[Given request]: List, from the lines below, each one with "than" in it.

[Records provided]:
======

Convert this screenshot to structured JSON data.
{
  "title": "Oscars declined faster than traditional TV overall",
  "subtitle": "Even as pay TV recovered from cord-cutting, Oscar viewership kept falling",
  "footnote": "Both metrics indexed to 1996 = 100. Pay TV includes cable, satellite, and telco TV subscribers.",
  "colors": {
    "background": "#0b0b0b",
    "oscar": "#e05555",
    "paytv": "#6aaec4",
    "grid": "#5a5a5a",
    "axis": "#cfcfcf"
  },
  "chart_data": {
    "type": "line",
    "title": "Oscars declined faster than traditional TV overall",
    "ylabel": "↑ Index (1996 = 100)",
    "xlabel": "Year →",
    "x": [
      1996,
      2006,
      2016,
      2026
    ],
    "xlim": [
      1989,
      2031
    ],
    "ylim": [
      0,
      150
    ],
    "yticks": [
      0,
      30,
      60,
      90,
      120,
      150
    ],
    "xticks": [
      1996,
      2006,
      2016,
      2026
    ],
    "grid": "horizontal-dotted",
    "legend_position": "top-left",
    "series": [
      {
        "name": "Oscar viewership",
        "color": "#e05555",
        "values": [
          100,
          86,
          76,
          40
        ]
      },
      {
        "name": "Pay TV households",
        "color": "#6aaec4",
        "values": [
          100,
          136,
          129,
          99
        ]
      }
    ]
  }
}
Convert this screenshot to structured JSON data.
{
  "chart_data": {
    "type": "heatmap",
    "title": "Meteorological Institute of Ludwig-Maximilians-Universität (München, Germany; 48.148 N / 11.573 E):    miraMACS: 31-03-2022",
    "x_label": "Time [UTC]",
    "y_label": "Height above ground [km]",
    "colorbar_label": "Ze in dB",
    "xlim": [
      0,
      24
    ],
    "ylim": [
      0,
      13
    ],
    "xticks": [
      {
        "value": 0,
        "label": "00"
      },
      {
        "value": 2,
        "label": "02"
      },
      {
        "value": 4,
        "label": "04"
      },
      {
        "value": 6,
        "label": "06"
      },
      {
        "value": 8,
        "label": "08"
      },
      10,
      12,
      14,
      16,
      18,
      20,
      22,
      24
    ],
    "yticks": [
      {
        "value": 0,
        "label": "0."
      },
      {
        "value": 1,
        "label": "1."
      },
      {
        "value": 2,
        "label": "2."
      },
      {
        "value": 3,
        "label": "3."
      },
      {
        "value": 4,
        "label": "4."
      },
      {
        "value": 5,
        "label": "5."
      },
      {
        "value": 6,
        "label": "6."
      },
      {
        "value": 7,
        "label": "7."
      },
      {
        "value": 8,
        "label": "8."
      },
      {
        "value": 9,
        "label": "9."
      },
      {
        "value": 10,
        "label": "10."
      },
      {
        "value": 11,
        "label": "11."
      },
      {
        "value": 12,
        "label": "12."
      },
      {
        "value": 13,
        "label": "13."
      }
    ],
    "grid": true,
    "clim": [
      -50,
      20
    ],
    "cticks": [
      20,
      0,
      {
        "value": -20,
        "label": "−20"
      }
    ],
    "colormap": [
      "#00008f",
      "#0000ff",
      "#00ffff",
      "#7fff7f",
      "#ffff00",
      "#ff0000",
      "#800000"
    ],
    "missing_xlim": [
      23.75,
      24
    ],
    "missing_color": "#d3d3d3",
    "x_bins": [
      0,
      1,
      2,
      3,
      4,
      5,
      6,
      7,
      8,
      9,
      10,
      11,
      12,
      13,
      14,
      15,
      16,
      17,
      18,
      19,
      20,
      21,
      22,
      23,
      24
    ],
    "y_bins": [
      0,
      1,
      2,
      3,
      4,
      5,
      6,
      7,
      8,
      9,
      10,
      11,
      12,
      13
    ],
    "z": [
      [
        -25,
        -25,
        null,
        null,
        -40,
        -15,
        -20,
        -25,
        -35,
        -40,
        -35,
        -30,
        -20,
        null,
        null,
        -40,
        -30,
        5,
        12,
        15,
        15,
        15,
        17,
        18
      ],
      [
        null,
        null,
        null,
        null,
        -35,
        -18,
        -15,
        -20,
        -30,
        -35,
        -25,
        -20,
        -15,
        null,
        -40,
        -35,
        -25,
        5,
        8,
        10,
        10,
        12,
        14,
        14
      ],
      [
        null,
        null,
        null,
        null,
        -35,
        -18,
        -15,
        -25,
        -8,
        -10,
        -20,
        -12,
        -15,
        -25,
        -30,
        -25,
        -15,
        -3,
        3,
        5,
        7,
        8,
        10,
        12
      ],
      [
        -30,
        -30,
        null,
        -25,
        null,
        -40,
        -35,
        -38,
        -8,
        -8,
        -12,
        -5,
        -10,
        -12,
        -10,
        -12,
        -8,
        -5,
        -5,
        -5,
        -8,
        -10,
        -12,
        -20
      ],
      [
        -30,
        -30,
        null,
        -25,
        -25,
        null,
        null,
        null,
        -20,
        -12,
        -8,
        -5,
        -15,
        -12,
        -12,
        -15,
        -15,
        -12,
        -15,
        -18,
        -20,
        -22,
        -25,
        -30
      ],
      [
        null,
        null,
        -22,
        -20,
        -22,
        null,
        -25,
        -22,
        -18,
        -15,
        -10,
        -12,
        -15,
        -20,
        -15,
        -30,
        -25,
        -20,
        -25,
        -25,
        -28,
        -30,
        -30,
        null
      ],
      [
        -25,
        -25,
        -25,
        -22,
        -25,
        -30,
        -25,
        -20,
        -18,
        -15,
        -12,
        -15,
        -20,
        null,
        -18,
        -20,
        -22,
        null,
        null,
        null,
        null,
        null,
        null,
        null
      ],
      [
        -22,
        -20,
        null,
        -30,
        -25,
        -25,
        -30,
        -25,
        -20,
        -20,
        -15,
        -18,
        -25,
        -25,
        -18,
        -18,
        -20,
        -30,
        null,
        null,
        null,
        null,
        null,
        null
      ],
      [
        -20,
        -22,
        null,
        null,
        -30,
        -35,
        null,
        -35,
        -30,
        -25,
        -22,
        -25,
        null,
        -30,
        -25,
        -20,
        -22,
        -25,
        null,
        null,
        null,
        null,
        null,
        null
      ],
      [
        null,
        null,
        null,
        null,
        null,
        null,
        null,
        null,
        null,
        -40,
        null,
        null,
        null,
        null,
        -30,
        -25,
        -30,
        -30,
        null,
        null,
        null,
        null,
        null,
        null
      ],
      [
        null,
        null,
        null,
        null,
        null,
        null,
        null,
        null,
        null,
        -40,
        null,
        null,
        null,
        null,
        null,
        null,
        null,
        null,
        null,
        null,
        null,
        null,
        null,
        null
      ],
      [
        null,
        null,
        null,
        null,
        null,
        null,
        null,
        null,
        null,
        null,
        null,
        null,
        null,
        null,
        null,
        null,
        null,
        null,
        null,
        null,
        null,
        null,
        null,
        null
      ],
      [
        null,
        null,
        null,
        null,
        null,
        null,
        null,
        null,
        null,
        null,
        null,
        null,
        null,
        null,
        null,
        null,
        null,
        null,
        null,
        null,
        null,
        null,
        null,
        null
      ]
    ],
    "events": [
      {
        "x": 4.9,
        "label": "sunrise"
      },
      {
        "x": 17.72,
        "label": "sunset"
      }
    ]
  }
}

======

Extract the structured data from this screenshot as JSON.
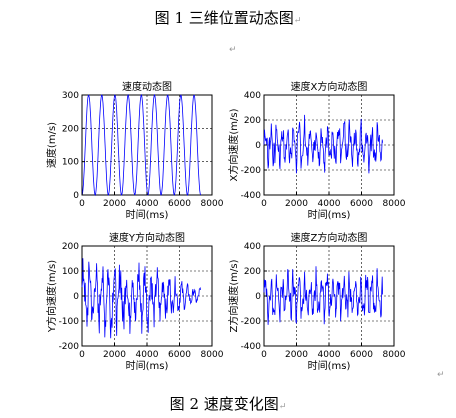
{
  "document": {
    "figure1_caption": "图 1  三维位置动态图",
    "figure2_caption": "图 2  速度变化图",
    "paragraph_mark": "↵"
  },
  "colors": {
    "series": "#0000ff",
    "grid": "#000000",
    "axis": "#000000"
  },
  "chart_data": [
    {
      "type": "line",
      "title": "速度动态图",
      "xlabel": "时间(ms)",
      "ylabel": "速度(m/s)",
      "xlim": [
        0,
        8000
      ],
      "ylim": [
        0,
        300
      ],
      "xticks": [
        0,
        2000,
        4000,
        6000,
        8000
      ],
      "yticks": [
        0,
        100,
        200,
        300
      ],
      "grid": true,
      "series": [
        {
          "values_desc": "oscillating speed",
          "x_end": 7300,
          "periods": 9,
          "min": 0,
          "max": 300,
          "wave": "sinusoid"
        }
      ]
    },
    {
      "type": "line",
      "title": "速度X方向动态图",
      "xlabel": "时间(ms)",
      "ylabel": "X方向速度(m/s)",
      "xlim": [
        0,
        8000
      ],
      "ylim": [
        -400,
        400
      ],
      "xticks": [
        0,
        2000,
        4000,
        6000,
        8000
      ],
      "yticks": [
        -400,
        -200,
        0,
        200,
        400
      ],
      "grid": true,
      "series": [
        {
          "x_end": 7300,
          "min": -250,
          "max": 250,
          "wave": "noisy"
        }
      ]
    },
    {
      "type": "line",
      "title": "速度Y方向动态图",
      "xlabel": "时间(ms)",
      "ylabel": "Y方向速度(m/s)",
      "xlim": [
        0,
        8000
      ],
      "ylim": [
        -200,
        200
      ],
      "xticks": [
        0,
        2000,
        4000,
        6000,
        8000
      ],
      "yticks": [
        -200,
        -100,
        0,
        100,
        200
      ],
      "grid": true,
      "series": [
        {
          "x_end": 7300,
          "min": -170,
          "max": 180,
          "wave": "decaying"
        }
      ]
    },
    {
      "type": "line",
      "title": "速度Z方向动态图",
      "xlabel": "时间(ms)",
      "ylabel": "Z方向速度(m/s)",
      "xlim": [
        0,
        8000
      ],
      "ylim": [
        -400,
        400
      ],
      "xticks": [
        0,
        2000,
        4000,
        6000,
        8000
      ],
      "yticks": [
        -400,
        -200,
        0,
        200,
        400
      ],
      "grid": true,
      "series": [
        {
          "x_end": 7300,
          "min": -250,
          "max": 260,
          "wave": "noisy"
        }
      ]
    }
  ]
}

======

[Response]:
  "title": "Oscars declined faster than traditional TV overall",
    "title": "Oscars declined faster than traditional TV overall",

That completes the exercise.